start Supplied data
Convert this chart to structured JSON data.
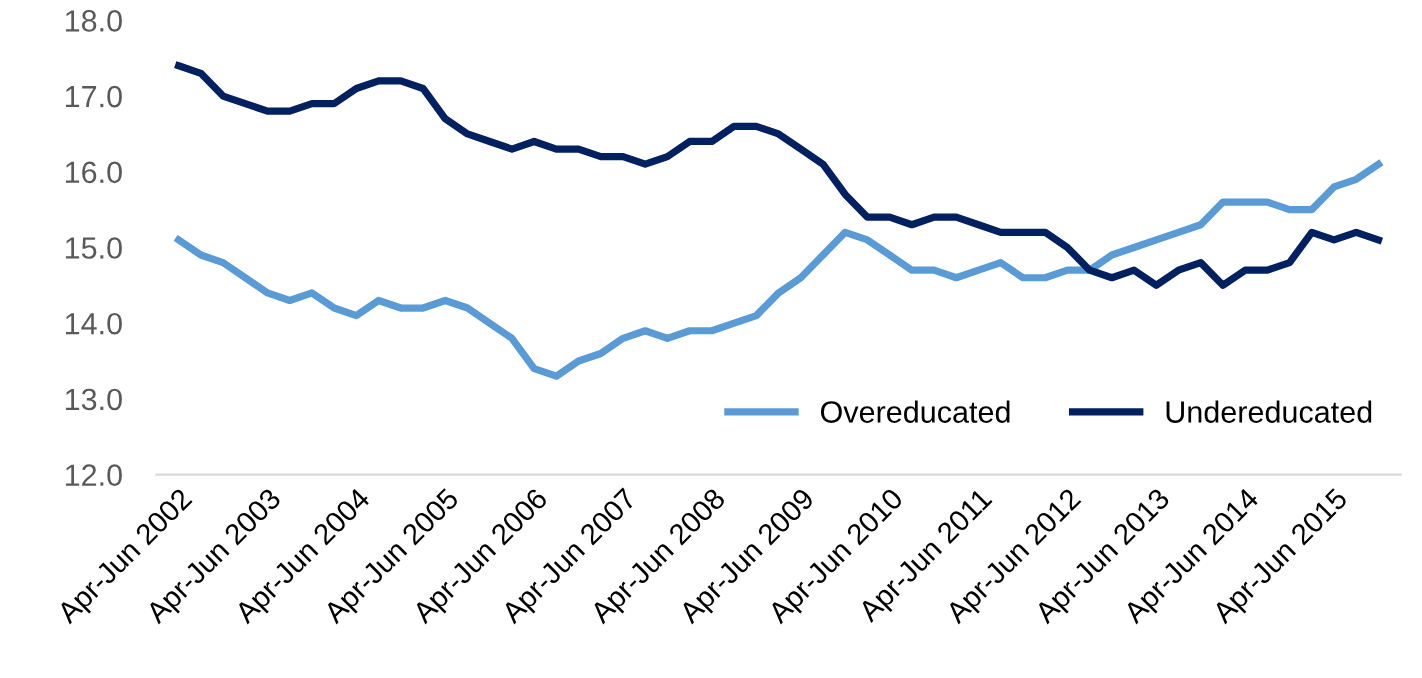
{
  "chart_data": {
    "type": "line",
    "categories": [
      "Apr-Jun 2002",
      null,
      null,
      null,
      "Apr-Jun 2003",
      null,
      null,
      null,
      "Apr-Jun 2004",
      null,
      null,
      null,
      "Apr-Jun 2005",
      null,
      null,
      null,
      "Apr-Jun 2006",
      null,
      null,
      null,
      "Apr-Jun 2007",
      null,
      null,
      null,
      "Apr-Jun 2008",
      null,
      null,
      null,
      "Apr-Jun 2009",
      null,
      null,
      null,
      "Apr-Jun 2010",
      null,
      null,
      null,
      "Apr-Jun 2011",
      null,
      null,
      null,
      "Apr-Jun 2012",
      null,
      null,
      null,
      "Apr-Jun 2013",
      null,
      null,
      null,
      "Apr-Jun 2014",
      null,
      null,
      null,
      "Apr-Jun 2015",
      null,
      null
    ],
    "series": [
      {
        "name": "Overeducated",
        "color": "#5b9bd5",
        "values": [
          15.1,
          14.9,
          14.8,
          14.6,
          14.4,
          14.3,
          14.4,
          14.2,
          14.1,
          14.3,
          14.2,
          14.2,
          14.3,
          14.2,
          14.0,
          13.8,
          13.4,
          13.3,
          13.5,
          13.6,
          13.8,
          13.9,
          13.8,
          13.9,
          13.9,
          14.0,
          14.1,
          14.4,
          14.6,
          14.9,
          15.2,
          15.1,
          14.9,
          14.7,
          14.7,
          14.6,
          14.7,
          14.8,
          14.6,
          14.6,
          14.7,
          14.7,
          14.9,
          15.0,
          15.1,
          15.2,
          15.3,
          15.6,
          15.6,
          15.6,
          15.5,
          15.5,
          15.8,
          15.9,
          16.1
        ]
      },
      {
        "name": "Undereducated",
        "color": "#002060",
        "values": [
          17.4,
          17.3,
          17.0,
          16.9,
          16.8,
          16.8,
          16.9,
          16.9,
          17.1,
          17.2,
          17.2,
          17.1,
          16.7,
          16.5,
          16.4,
          16.3,
          16.4,
          16.3,
          16.3,
          16.2,
          16.2,
          16.1,
          16.2,
          16.4,
          16.4,
          16.6,
          16.6,
          16.5,
          16.3,
          16.1,
          15.7,
          15.4,
          15.4,
          15.3,
          15.4,
          15.4,
          15.3,
          15.2,
          15.2,
          15.2,
          15.0,
          14.7,
          14.6,
          14.7,
          14.5,
          14.7,
          14.8,
          14.5,
          14.7,
          14.7,
          14.8,
          15.2,
          15.1,
          15.2,
          15.1
        ]
      }
    ],
    "ylim": [
      12,
      18
    ],
    "yticks": [
      {
        "value": 12,
        "label": "12.0"
      },
      {
        "value": 13,
        "label": "13.0"
      },
      {
        "value": 14,
        "label": "14.0"
      },
      {
        "value": 15,
        "label": "15.0"
      },
      {
        "value": 16,
        "label": "16.0"
      },
      {
        "value": 17,
        "label": "17.0"
      },
      {
        "value": 18,
        "label": "18.0"
      }
    ],
    "grid": false,
    "legend": "bottom right",
    "marker": "none",
    "line_style": "solid"
  }
}
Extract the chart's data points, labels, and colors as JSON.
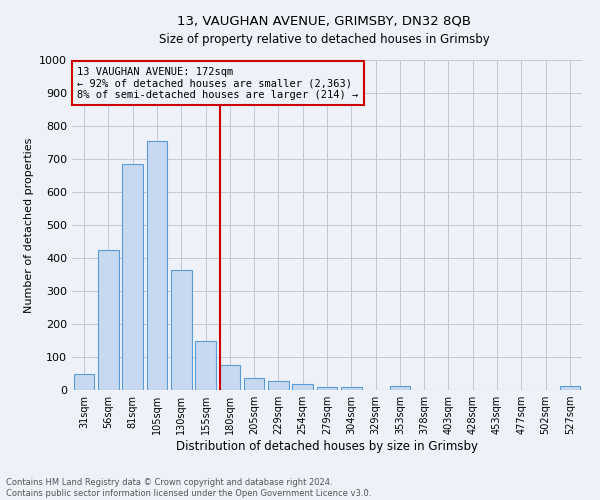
{
  "title1": "13, VAUGHAN AVENUE, GRIMSBY, DN32 8QB",
  "title2": "Size of property relative to detached houses in Grimsby",
  "xlabel": "Distribution of detached houses by size in Grimsby",
  "ylabel": "Number of detached properties",
  "footnote1": "Contains HM Land Registry data © Crown copyright and database right 2024.",
  "footnote2": "Contains public sector information licensed under the Open Government Licence v3.0.",
  "bar_labels": [
    "31sqm",
    "56sqm",
    "81sqm",
    "105sqm",
    "130sqm",
    "155sqm",
    "180sqm",
    "205sqm",
    "229sqm",
    "254sqm",
    "279sqm",
    "304sqm",
    "329sqm",
    "353sqm",
    "378sqm",
    "403sqm",
    "428sqm",
    "453sqm",
    "477sqm",
    "502sqm",
    "527sqm"
  ],
  "bar_values": [
    50,
    425,
    685,
    755,
    365,
    150,
    75,
    37,
    26,
    18,
    10,
    8,
    0,
    11,
    0,
    0,
    0,
    0,
    0,
    0,
    11
  ],
  "bar_color": "#c6d9f0",
  "bar_edge_color": "#5b9bd5",
  "grid_color": "#c0c8d8",
  "background_color": "#eef2f8",
  "vline_color": "#cc0000",
  "annotation_text1": "13 VAUGHAN AVENUE: 172sqm",
  "annotation_text2": "← 92% of detached houses are smaller (2,363)",
  "annotation_text3": "8% of semi-detached houses are larger (214) →",
  "box_edge_color": "#cc0000",
  "ylim": [
    0,
    1000
  ],
  "yticks": [
    0,
    100,
    200,
    300,
    400,
    500,
    600,
    700,
    800,
    900,
    1000
  ]
}
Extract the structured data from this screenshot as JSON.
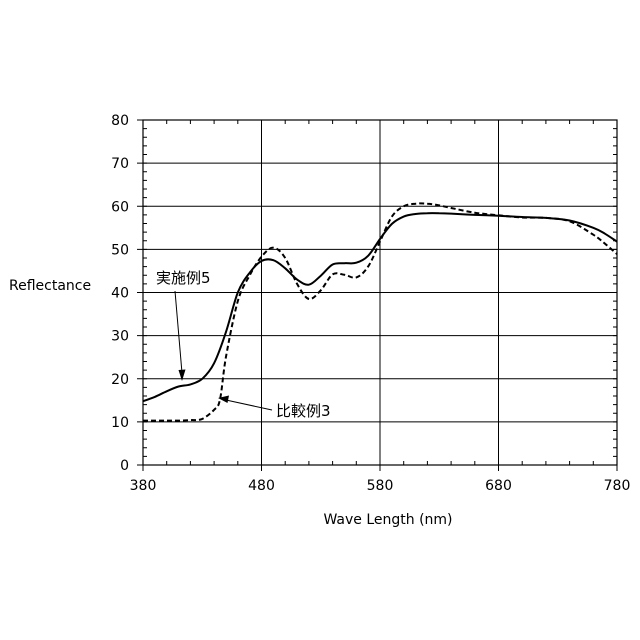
{
  "chart_data": {
    "type": "line",
    "title": "",
    "xlabel": "Wave Length (nm)",
    "ylabel": "Reflectance",
    "xlim": [
      380,
      780
    ],
    "ylim": [
      0,
      80
    ],
    "x_ticks": [
      380,
      480,
      580,
      680,
      780
    ],
    "y_ticks": [
      0,
      10,
      20,
      30,
      40,
      50,
      60,
      70,
      80
    ],
    "grid": true,
    "legend": "none",
    "series": [
      {
        "name": "実施例5",
        "style": "solid",
        "color": "#000000",
        "x": [
          380,
          390,
          400,
          410,
          420,
          430,
          440,
          450,
          460,
          470,
          480,
          490,
          500,
          510,
          520,
          530,
          540,
          550,
          560,
          570,
          580,
          590,
          600,
          610,
          620,
          630,
          640,
          660,
          680,
          700,
          720,
          740,
          760,
          770,
          780
        ],
        "y": [
          14.8,
          15.8,
          17.1,
          18.2,
          18.7,
          20.0,
          23.6,
          30.8,
          40.0,
          44.6,
          47.3,
          47.5,
          45.6,
          43.0,
          41.8,
          43.9,
          46.5,
          46.8,
          46.9,
          48.5,
          52.4,
          55.9,
          57.6,
          58.2,
          58.4,
          58.4,
          58.3,
          58.0,
          57.8,
          57.5,
          57.3,
          56.7,
          55.0,
          53.6,
          51.8
        ]
      },
      {
        "name": "比較例3",
        "style": "dashed",
        "color": "#000000",
        "x": [
          380,
          390,
          400,
          410,
          420,
          430,
          440,
          445,
          450,
          460,
          470,
          480,
          490,
          500,
          510,
          520,
          530,
          540,
          550,
          560,
          570,
          580,
          590,
          600,
          610,
          620,
          630,
          640,
          660,
          680,
          700,
          720,
          740,
          760,
          770,
          780
        ],
        "y": [
          10.3,
          10.3,
          10.3,
          10.3,
          10.4,
          10.7,
          12.8,
          15.2,
          25.0,
          38.0,
          44.0,
          48.3,
          50.4,
          48.0,
          42.0,
          38.5,
          40.5,
          44.2,
          44.1,
          43.5,
          46.0,
          51.8,
          57.6,
          60.0,
          60.6,
          60.6,
          60.2,
          59.6,
          58.5,
          57.9,
          57.4,
          57.3,
          56.5,
          53.4,
          51.3,
          48.9
        ]
      }
    ],
    "annotations": [
      {
        "text": "実施例5",
        "series": 0,
        "x": 413,
        "y": 22
      },
      {
        "text": "比較例3",
        "series": 1,
        "x": 444,
        "y": 15
      }
    ]
  }
}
end Supplied data
## Written instruction
Gather all lines where the word "JSON" appears.

## The output
Convert this chart to structured JSON data.
Extract the chart's data points, labels, and colors as JSON.
Extract the structured data from this screenshot as JSON.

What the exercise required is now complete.